Leaving out the pictures, retype all the material exactly.

=== Information given ===

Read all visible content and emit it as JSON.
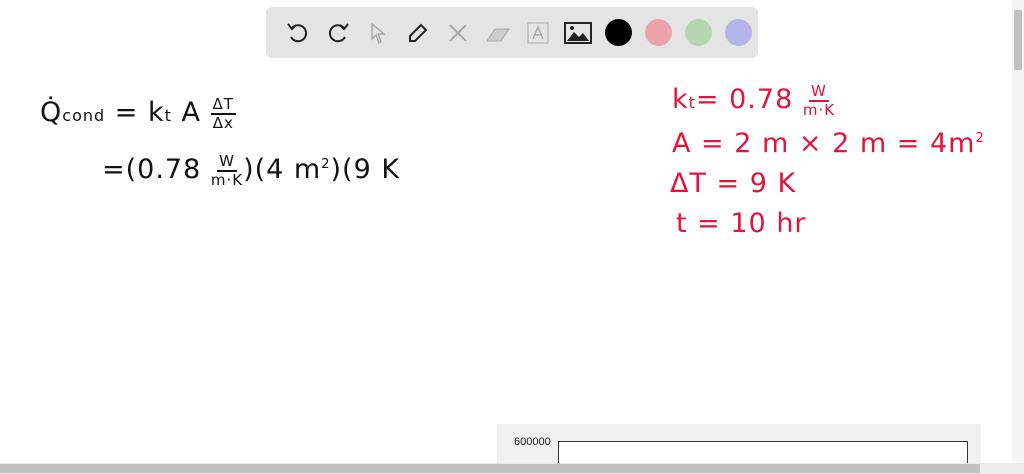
{
  "toolbar": {
    "tools": [
      "undo-icon",
      "redo-icon",
      "select-icon",
      "pen-icon",
      "tools-icon",
      "eraser-icon",
      "text-icon",
      "image-icon"
    ],
    "colors": {
      "black": "#000000",
      "red": "#eba3ab",
      "green": "#b5d6b1",
      "blue": "#b3b5e8"
    }
  },
  "work": {
    "line1_lhs": "Q̇",
    "line1_sub": "cond",
    "line1_eq": "= k",
    "line1_ksub": "t",
    "line1_A": "A",
    "line1_num": "ΔT",
    "line1_den": "Δx",
    "line2_a": "=(0.78",
    "line2_num": "W",
    "line2_den": "m·K",
    "line2_b": ")(4 m",
    "line2_sup": "2",
    "line2_c": ")(9 K"
  },
  "given": {
    "k_label": "k",
    "k_sub": "t",
    "k_val": "= 0.78",
    "k_num": "W",
    "k_den": "m·K",
    "A": "A = 2 m × 2 m = 4m",
    "A_sup": "2",
    "dT": "ΔT = 9 K",
    "t": "t = 10 hr"
  },
  "plot": {
    "y_label": "600000"
  }
}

===

- Answer for the task:
Read all visible content and emit it as JSON.
{
  "toolbar": {
    "tools": [
      "undo-icon",
      "redo-icon",
      "select-icon",
      "pen-icon",
      "tools-icon",
      "eraser-icon",
      "text-icon",
      "image-icon"
    ],
    "colors": {
      "black": "#000000",
      "red": "#eba3ab",
      "green": "#b5d6b1",
      "blue": "#b3b5e8"
    }
  },
  "work": {
    "line1_lhs": "Q̇",
    "line1_sub": "cond",
    "line1_eq": "= k",
    "line1_ksub": "t",
    "line1_A": "A",
    "line1_num": "ΔT",
    "line1_den": "Δx",
    "line2_a": "=(0.78",
    "line2_num": "W",
    "line2_den": "m·K",
    "line2_b": ")(4 m",
    "line2_sup": "2",
    "line2_c": ")(9 K"
  },
  "given": {
    "k_label": "k",
    "k_sub": "t",
    "k_val": "= 0.78",
    "k_num": "W",
    "k_den": "m·K",
    "A": "A = 2 m × 2 m = 4m",
    "A_sup": "2",
    "dT": "ΔT = 9 K",
    "t": "t = 10 hr"
  },
  "plot": {
    "y_label": "600000"
  }
}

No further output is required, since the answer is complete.